Dataset listings of figures -
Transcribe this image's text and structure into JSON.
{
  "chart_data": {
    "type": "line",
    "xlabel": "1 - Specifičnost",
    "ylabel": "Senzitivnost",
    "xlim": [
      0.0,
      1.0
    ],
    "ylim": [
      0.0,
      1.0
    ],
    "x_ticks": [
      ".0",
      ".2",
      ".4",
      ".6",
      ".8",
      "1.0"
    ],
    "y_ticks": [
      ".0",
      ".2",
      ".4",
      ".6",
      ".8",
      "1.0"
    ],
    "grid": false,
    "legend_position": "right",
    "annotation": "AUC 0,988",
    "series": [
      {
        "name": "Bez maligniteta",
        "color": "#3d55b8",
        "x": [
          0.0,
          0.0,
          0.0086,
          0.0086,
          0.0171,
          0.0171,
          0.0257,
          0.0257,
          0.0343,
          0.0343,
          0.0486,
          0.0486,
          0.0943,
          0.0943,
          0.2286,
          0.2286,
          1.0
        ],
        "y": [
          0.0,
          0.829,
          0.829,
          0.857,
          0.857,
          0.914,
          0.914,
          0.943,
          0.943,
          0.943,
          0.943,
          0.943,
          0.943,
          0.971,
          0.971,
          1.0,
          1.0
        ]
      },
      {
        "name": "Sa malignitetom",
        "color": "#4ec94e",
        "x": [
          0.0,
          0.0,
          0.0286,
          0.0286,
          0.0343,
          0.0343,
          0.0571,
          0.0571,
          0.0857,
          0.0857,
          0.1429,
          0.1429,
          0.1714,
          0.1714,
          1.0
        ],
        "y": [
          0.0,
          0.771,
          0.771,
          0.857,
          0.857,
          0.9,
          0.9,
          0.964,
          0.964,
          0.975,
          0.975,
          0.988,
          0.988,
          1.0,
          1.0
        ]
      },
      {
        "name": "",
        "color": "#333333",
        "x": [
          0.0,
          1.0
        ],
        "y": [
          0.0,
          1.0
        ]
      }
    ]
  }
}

EXERCISE DESCRIPTION - Collect each line holding the string "name".

SOLUTION TO THIS PROBLEM -
        "name": "Bez maligniteta",
        "name": "Sa malignitetom",
        "name": "",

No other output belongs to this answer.